> **WHAT THE TASK REQUIRES**:
Find the word "Malware" in the records below. List each line containing it.

Dataset items

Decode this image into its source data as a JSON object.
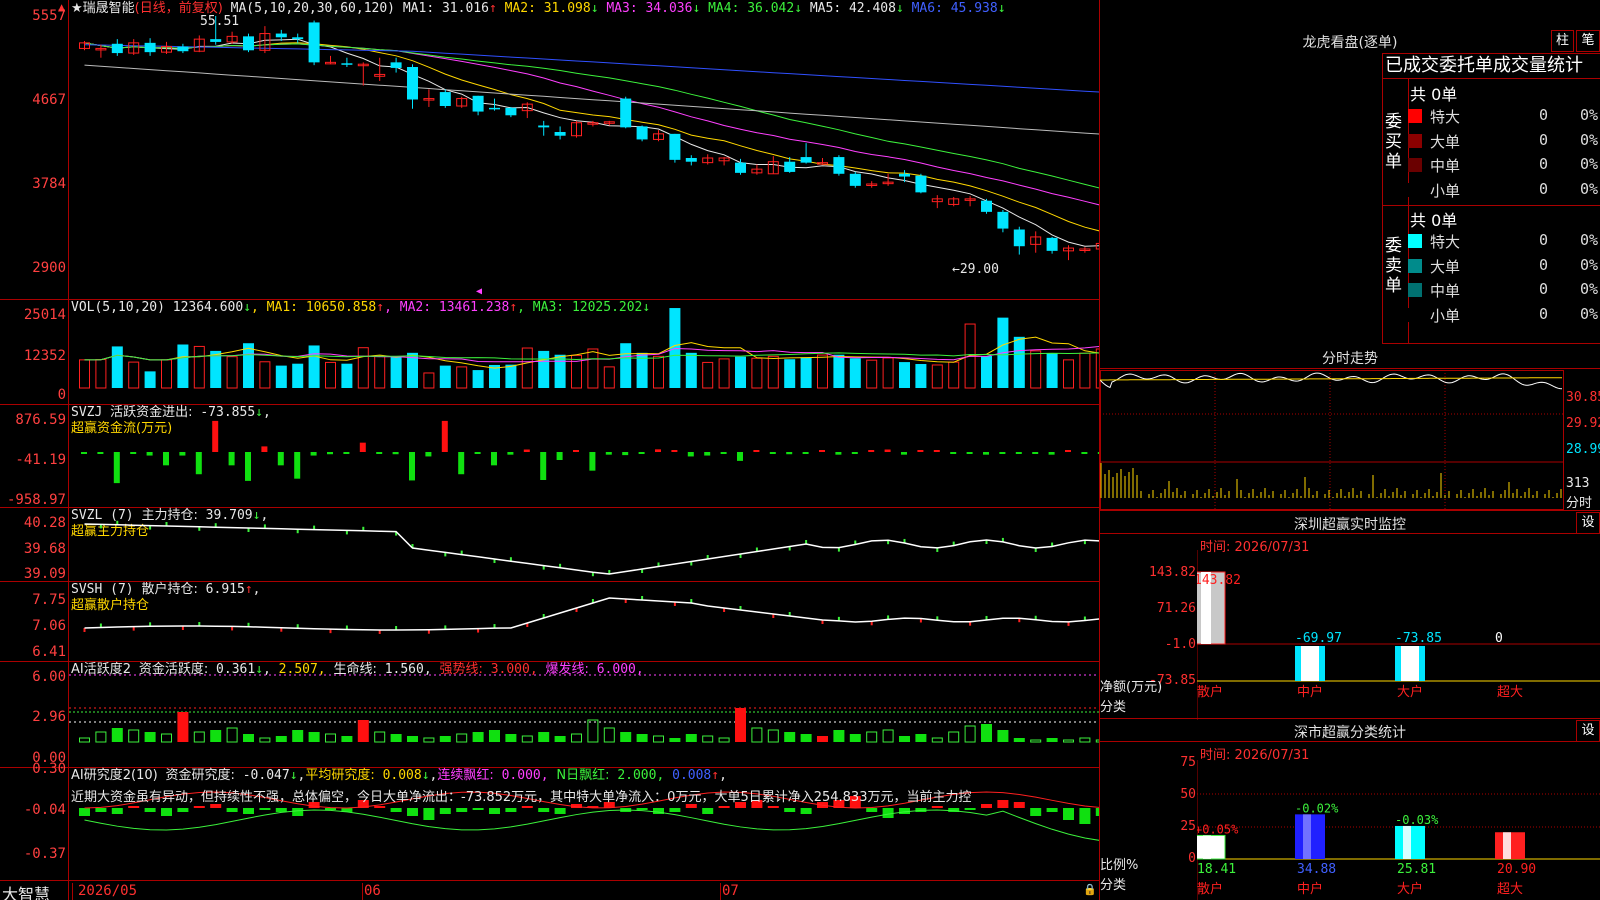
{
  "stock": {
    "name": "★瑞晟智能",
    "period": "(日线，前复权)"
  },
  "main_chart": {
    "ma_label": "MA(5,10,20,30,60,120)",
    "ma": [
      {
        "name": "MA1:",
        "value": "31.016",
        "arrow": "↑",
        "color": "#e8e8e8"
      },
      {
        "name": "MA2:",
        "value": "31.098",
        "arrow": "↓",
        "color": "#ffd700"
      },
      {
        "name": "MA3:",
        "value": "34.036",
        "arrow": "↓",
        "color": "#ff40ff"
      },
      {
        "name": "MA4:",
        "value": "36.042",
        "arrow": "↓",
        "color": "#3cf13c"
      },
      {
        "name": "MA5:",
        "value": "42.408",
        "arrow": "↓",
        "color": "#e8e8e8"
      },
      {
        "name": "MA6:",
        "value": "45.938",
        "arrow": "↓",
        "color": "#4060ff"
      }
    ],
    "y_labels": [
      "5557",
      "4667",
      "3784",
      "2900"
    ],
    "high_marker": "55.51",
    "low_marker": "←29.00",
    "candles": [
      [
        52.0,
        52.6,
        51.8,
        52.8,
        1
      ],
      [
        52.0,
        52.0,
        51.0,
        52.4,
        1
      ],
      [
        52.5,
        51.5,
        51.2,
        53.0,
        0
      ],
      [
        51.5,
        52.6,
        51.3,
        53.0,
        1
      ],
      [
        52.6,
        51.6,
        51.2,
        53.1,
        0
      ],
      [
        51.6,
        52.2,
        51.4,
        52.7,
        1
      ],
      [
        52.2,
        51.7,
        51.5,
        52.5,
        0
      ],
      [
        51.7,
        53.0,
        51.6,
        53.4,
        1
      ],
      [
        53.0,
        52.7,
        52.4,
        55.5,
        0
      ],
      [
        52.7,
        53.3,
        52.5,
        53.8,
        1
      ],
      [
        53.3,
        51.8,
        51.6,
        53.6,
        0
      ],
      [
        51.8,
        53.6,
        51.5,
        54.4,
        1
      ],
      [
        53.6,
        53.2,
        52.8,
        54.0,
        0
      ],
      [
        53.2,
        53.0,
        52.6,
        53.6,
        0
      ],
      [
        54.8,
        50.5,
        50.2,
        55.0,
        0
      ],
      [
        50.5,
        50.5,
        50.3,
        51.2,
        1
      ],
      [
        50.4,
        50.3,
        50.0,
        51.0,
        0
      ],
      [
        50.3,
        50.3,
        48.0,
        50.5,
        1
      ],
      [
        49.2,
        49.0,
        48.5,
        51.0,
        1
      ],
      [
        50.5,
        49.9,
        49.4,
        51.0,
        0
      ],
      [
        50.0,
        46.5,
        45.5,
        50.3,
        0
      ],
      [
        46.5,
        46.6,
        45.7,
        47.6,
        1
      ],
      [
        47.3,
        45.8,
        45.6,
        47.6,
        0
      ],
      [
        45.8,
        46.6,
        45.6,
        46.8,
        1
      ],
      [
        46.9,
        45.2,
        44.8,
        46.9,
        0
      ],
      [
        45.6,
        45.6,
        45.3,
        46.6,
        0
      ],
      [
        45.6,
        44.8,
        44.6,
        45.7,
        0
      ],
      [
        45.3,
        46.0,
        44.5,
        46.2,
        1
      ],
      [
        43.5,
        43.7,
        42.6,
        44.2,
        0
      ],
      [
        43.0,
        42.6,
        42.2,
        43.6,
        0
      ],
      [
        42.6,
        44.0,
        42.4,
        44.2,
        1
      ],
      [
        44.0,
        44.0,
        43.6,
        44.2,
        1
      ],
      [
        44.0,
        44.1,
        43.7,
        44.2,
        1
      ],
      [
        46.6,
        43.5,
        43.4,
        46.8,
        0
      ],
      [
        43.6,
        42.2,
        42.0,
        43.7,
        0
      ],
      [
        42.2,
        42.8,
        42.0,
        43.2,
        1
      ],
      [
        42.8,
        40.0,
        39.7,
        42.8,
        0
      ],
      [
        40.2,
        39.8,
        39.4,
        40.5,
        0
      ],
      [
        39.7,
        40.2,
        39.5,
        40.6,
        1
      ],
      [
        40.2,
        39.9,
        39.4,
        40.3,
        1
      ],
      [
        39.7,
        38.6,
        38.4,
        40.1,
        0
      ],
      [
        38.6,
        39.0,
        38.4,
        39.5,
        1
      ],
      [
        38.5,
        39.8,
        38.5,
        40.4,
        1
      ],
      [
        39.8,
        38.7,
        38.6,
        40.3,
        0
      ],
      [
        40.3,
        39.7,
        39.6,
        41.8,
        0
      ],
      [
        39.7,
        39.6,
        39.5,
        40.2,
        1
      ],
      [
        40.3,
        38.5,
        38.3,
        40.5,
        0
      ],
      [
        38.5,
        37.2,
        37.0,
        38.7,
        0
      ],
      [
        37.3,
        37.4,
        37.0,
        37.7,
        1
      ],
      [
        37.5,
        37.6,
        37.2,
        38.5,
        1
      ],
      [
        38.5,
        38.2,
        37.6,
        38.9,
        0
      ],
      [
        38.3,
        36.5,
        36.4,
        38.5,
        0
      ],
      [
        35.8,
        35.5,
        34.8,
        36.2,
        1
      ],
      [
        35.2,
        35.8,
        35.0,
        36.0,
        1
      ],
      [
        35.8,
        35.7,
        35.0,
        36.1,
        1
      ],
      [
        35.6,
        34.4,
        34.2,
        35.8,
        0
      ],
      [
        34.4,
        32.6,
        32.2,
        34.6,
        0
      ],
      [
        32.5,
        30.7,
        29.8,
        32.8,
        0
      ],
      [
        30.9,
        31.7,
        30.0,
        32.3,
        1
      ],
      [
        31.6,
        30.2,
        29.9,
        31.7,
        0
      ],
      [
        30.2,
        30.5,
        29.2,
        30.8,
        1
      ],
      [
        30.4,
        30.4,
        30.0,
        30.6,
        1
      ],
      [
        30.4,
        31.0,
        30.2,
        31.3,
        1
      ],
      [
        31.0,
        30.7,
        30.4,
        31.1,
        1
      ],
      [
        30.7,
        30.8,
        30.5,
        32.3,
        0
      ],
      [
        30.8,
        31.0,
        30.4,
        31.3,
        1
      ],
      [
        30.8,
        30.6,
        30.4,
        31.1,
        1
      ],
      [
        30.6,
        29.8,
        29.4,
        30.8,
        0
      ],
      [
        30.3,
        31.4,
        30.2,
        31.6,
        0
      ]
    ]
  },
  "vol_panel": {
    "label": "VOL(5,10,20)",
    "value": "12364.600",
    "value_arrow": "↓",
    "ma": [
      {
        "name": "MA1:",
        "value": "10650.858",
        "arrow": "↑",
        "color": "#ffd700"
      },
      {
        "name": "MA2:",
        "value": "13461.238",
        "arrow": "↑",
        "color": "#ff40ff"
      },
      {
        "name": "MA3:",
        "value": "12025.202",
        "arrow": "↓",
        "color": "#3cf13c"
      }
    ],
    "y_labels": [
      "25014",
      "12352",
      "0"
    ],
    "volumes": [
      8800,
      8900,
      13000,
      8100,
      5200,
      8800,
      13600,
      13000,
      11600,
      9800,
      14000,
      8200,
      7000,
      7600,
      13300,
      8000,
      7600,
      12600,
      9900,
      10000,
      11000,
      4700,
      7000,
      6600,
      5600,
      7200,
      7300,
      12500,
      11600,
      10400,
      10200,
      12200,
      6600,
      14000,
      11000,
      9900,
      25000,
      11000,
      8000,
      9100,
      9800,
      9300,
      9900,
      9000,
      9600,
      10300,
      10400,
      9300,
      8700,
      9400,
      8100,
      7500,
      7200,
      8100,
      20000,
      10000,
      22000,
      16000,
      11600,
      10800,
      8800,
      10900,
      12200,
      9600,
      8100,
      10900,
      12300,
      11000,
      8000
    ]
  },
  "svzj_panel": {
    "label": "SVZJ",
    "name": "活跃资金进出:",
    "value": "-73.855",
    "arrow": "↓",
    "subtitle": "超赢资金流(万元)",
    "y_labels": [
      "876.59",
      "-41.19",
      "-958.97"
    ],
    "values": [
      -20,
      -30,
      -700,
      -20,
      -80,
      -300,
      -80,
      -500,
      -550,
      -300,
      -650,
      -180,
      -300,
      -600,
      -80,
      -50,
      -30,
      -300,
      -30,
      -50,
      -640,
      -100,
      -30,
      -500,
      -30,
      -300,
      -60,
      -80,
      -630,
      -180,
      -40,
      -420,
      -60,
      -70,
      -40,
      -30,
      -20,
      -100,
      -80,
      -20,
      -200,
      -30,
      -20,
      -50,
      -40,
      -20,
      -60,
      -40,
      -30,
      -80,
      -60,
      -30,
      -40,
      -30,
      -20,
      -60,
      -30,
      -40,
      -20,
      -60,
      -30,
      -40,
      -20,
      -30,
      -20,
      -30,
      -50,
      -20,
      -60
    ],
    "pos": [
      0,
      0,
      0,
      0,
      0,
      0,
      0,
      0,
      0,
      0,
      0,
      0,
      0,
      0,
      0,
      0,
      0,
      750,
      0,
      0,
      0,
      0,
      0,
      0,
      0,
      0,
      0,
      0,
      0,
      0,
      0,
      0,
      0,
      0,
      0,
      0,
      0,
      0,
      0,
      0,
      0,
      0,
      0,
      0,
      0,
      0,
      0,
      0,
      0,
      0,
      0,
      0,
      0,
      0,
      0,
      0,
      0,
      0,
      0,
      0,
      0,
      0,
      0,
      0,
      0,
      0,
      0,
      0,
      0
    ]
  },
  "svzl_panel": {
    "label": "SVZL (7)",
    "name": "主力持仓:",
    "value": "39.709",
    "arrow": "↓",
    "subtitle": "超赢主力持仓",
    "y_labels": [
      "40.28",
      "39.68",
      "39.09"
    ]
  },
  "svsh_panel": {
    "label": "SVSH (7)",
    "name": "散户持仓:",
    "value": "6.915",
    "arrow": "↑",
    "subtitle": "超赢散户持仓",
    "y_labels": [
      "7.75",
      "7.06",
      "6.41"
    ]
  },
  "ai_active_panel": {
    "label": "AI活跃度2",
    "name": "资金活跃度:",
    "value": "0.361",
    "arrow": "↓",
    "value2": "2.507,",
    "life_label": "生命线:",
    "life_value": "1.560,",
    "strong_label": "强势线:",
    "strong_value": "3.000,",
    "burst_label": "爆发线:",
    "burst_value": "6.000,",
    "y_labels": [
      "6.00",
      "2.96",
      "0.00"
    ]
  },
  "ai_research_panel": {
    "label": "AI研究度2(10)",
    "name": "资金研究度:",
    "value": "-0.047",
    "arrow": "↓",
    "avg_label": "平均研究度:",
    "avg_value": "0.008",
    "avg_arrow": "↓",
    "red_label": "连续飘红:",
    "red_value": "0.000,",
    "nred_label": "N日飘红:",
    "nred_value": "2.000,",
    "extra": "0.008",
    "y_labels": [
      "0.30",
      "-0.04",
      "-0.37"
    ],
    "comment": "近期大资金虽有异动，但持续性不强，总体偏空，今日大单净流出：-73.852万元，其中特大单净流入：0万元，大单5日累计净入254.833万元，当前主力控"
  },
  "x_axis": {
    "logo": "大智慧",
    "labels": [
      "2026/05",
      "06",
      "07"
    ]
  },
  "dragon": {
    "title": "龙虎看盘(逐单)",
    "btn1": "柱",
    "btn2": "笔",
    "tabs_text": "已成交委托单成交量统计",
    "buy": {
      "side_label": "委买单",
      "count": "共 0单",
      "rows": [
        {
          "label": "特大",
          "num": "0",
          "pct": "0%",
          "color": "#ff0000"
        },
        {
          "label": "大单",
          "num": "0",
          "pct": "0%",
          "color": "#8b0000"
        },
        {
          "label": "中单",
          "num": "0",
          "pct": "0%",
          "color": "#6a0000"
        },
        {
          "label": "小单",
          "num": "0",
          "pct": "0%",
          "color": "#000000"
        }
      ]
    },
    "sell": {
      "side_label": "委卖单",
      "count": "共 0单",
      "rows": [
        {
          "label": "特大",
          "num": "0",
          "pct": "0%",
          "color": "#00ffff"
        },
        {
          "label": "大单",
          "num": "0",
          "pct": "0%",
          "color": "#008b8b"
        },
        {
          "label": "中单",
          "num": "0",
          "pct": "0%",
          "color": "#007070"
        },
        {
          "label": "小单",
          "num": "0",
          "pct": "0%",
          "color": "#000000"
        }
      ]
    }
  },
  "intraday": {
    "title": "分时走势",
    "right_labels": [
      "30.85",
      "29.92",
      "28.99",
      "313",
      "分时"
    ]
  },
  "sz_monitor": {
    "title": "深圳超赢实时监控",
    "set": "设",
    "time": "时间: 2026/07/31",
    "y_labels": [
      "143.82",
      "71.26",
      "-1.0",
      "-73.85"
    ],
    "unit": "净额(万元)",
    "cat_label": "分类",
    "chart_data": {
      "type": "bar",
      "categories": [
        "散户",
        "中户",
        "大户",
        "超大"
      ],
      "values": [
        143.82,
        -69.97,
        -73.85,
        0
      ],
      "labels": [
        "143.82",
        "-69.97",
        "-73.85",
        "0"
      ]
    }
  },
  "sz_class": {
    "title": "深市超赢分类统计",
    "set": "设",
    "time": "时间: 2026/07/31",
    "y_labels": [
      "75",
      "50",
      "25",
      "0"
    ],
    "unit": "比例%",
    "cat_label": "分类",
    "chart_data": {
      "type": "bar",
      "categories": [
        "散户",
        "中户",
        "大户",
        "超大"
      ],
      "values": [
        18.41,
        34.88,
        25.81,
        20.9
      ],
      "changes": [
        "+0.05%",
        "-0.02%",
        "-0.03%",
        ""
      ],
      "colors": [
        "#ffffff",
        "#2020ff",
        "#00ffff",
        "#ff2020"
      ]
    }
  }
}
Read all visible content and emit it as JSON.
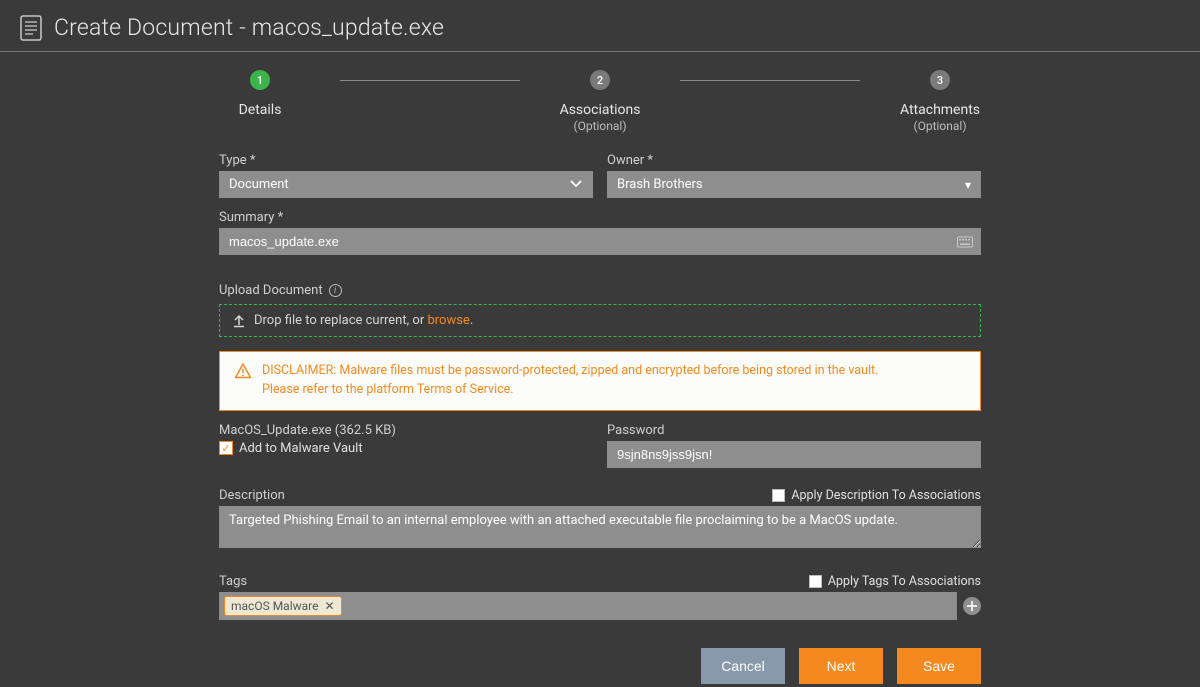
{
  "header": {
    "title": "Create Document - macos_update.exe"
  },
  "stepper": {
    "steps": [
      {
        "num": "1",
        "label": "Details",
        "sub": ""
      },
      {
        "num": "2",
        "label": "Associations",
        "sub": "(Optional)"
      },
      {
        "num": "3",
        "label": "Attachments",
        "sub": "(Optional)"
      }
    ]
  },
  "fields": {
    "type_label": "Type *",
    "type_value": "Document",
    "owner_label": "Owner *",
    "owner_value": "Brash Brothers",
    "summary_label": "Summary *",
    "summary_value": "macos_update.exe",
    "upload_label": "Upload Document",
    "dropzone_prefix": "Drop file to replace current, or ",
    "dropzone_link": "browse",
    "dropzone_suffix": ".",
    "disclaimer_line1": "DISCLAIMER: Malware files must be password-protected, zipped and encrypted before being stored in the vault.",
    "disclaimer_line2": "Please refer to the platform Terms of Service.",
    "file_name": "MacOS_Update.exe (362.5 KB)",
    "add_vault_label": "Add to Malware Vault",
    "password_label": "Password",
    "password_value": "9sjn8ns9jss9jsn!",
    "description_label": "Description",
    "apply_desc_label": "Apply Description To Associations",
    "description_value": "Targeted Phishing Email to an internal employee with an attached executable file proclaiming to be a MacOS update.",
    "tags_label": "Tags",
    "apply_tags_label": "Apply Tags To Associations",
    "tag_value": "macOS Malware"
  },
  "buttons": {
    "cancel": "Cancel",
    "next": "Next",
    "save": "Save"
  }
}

> **RESPONSE**:
    "disclaimer_line1": "DISCLAIMER: Malware files must be password-protected, zipped and encrypted before being stored in the vault.",
    "add_vault_label": "Add to Malware Vault",
    "tag_value": "macOS Malware"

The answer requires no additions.